● PROVIDED MATERIAL

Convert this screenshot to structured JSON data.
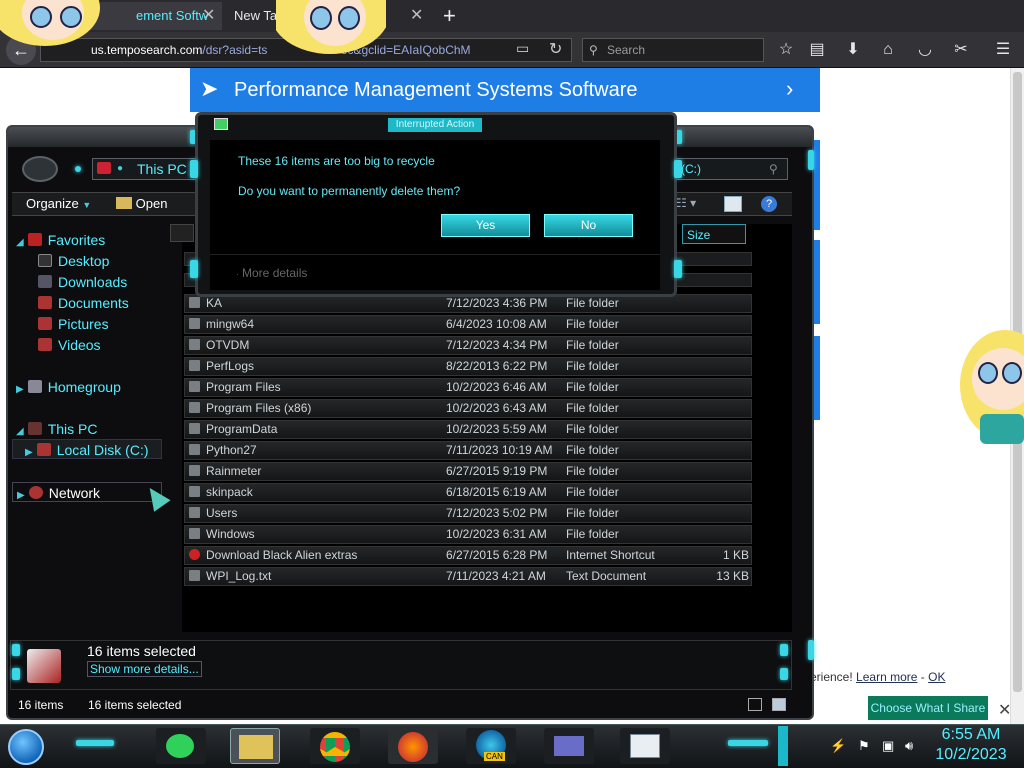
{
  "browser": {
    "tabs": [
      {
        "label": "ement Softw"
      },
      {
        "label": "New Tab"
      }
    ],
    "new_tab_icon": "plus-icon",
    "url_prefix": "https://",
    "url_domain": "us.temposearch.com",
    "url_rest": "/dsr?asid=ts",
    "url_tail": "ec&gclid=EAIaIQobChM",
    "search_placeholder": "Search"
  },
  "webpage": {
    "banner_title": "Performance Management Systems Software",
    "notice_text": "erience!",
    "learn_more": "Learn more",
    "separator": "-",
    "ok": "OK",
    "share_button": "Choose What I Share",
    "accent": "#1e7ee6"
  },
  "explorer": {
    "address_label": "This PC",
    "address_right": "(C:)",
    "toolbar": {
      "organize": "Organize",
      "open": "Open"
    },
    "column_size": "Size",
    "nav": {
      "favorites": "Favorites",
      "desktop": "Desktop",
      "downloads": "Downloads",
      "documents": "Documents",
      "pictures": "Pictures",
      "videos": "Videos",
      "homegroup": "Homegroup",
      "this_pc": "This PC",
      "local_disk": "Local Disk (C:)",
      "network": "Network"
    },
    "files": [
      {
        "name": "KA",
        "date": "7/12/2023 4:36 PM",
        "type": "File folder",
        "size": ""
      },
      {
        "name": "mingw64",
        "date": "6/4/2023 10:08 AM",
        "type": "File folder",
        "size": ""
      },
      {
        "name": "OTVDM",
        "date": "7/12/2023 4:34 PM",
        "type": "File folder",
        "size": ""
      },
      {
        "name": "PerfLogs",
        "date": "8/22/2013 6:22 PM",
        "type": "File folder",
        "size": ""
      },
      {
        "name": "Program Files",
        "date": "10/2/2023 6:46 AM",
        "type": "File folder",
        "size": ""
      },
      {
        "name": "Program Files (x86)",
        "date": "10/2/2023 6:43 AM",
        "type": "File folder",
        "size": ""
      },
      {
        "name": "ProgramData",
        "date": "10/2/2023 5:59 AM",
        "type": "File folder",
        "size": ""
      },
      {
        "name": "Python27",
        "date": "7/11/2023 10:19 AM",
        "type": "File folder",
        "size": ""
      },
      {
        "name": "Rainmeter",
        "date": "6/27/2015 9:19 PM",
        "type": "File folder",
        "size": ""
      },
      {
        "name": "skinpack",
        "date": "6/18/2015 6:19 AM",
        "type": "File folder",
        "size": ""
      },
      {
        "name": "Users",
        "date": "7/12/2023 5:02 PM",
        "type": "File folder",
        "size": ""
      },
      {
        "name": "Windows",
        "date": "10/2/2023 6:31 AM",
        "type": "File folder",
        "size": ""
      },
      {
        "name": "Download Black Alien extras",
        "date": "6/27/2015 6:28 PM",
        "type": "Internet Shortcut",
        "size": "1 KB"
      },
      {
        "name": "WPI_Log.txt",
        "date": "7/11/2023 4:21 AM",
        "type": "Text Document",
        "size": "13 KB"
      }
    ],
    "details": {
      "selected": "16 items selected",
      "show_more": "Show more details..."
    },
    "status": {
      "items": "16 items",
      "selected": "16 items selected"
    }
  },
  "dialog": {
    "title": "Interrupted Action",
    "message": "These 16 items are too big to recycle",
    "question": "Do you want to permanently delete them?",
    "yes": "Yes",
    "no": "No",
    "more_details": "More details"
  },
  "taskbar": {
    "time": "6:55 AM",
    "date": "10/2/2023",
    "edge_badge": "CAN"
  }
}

● CHALLENGE
Restate the data above word for word. Do not include the images.

● RESPONSE TO THIS TASK
Convert this screenshot to structured JSON data.
{
  "browser": {
    "tabs": [
      {
        "label": "ement Softw"
      },
      {
        "label": "New Tab"
      }
    ],
    "new_tab_icon": "plus-icon",
    "url_prefix": "https://",
    "url_domain": "us.temposearch.com",
    "url_rest": "/dsr?asid=ts",
    "url_tail": "ec&gclid=EAIaIQobChM",
    "search_placeholder": "Search"
  },
  "webpage": {
    "banner_title": "Performance Management Systems Software",
    "notice_text": "erience!",
    "learn_more": "Learn more",
    "separator": "-",
    "ok": "OK",
    "share_button": "Choose What I Share",
    "accent": "#1e7ee6"
  },
  "explorer": {
    "address_label": "This PC",
    "address_right": "(C:)",
    "toolbar": {
      "organize": "Organize",
      "open": "Open"
    },
    "column_size": "Size",
    "nav": {
      "favorites": "Favorites",
      "desktop": "Desktop",
      "downloads": "Downloads",
      "documents": "Documents",
      "pictures": "Pictures",
      "videos": "Videos",
      "homegroup": "Homegroup",
      "this_pc": "This PC",
      "local_disk": "Local Disk (C:)",
      "network": "Network"
    },
    "files": [
      {
        "name": "KA",
        "date": "7/12/2023 4:36 PM",
        "type": "File folder",
        "size": ""
      },
      {
        "name": "mingw64",
        "date": "6/4/2023 10:08 AM",
        "type": "File folder",
        "size": ""
      },
      {
        "name": "OTVDM",
        "date": "7/12/2023 4:34 PM",
        "type": "File folder",
        "size": ""
      },
      {
        "name": "PerfLogs",
        "date": "8/22/2013 6:22 PM",
        "type": "File folder",
        "size": ""
      },
      {
        "name": "Program Files",
        "date": "10/2/2023 6:46 AM",
        "type": "File folder",
        "size": ""
      },
      {
        "name": "Program Files (x86)",
        "date": "10/2/2023 6:43 AM",
        "type": "File folder",
        "size": ""
      },
      {
        "name": "ProgramData",
        "date": "10/2/2023 5:59 AM",
        "type": "File folder",
        "size": ""
      },
      {
        "name": "Python27",
        "date": "7/11/2023 10:19 AM",
        "type": "File folder",
        "size": ""
      },
      {
        "name": "Rainmeter",
        "date": "6/27/2015 9:19 PM",
        "type": "File folder",
        "size": ""
      },
      {
        "name": "skinpack",
        "date": "6/18/2015 6:19 AM",
        "type": "File folder",
        "size": ""
      },
      {
        "name": "Users",
        "date": "7/12/2023 5:02 PM",
        "type": "File folder",
        "size": ""
      },
      {
        "name": "Windows",
        "date": "10/2/2023 6:31 AM",
        "type": "File folder",
        "size": ""
      },
      {
        "name": "Download Black Alien extras",
        "date": "6/27/2015 6:28 PM",
        "type": "Internet Shortcut",
        "size": "1 KB"
      },
      {
        "name": "WPI_Log.txt",
        "date": "7/11/2023 4:21 AM",
        "type": "Text Document",
        "size": "13 KB"
      }
    ],
    "details": {
      "selected": "16 items selected",
      "show_more": "Show more details..."
    },
    "status": {
      "items": "16 items",
      "selected": "16 items selected"
    }
  },
  "dialog": {
    "title": "Interrupted Action",
    "message": "These 16 items are too big to recycle",
    "question": "Do you want to permanently delete them?",
    "yes": "Yes",
    "no": "No",
    "more_details": "More details"
  },
  "taskbar": {
    "time": "6:55 AM",
    "date": "10/2/2023",
    "edge_badge": "CAN"
  }
}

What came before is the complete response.